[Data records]
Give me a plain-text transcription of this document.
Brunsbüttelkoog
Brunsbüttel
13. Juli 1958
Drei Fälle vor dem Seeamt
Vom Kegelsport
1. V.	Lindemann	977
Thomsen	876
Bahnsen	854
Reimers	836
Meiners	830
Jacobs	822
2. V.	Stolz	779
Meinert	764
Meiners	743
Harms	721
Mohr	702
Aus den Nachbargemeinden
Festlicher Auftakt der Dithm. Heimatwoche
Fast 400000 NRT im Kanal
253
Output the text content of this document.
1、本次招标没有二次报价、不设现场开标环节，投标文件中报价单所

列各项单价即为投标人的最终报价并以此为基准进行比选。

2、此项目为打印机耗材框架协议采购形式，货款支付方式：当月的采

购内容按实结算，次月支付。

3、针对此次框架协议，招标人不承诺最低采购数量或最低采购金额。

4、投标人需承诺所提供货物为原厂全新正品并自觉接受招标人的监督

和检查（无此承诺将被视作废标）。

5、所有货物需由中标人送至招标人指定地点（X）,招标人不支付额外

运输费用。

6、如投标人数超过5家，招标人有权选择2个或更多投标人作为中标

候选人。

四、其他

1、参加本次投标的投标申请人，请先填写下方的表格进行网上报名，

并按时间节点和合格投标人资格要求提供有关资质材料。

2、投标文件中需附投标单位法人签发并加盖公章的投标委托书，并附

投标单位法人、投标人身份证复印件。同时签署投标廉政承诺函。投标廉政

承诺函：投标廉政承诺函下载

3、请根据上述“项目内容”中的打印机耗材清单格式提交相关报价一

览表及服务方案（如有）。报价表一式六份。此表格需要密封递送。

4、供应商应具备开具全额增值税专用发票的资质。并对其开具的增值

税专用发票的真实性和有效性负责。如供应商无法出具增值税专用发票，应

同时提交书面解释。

#### [Given request]
Every entry must be retyped in full, exactly as given.

#### [Solution below]
Give me a plain-text transcription of this document.
Brunsbüttelkoog
Brunsbüttel
13. Juli 1958
Drei Fälle vor dem Seeamt
Vom Kegelsport
1. V.	Lindemann	977
Thomsen	876
Bahnsen	854
Reimers	836
Meiners	830
Jacobs	822
2. V.	Stolz	779
Meinert	764
Meiners	743
Harms	721
Mohr	702
Aus den Nachbargemeinden
Festlicher Auftakt der Dithm. Heimatwoche
Fast 400000 NRT im Kanal
253
Output the text content of this document.
1、本次招标没有二次报价、不设现场开标环节，投标文件中报价单所

列各项单价即为投标人的最终报价并以此为基准进行比选。

2、此项目为打印机耗材框架协议采购形式，货款支付方式：当月的采

购内容按实结算，次月支付。

3、针对此次框架协议，招标人不承诺最低采购数量或最低采购金额。

4、投标人需承诺所提供货物为原厂全新正品并自觉接受招标人的监督

和检查（无此承诺将被视作废标）。

5、所有货物需由中标人送至招标人指定地点（X）,招标人不支付额外

运输费用。

6、如投标人数超过5家，招标人有权选择2个或更多投标人作为中标

候选人。

四、其他

1、参加本次投标的投标申请人，请先填写下方的表格进行网上报名，

并按时间节点和合格投标人资格要求提供有关资质材料。

2、投标文件中需附投标单位法人签发并加盖公章的投标委托书，并附

投标单位法人、投标人身份证复印件。同时签署投标廉政承诺函。投标廉政

承诺函：投标廉政承诺函下载

3、请根据上述“项目内容”中的打印机耗材清单格式提交相关报价一

览表及服务方案（如有）。报价表一式六份。此表格需要密封递送。

4、供应商应具备开具全额增值税专用发票的资质。并对其开具的增值

税专用发票的真实性和有效性负责。如供应商无法出具增值税专用发票，应

同时提交书面解释。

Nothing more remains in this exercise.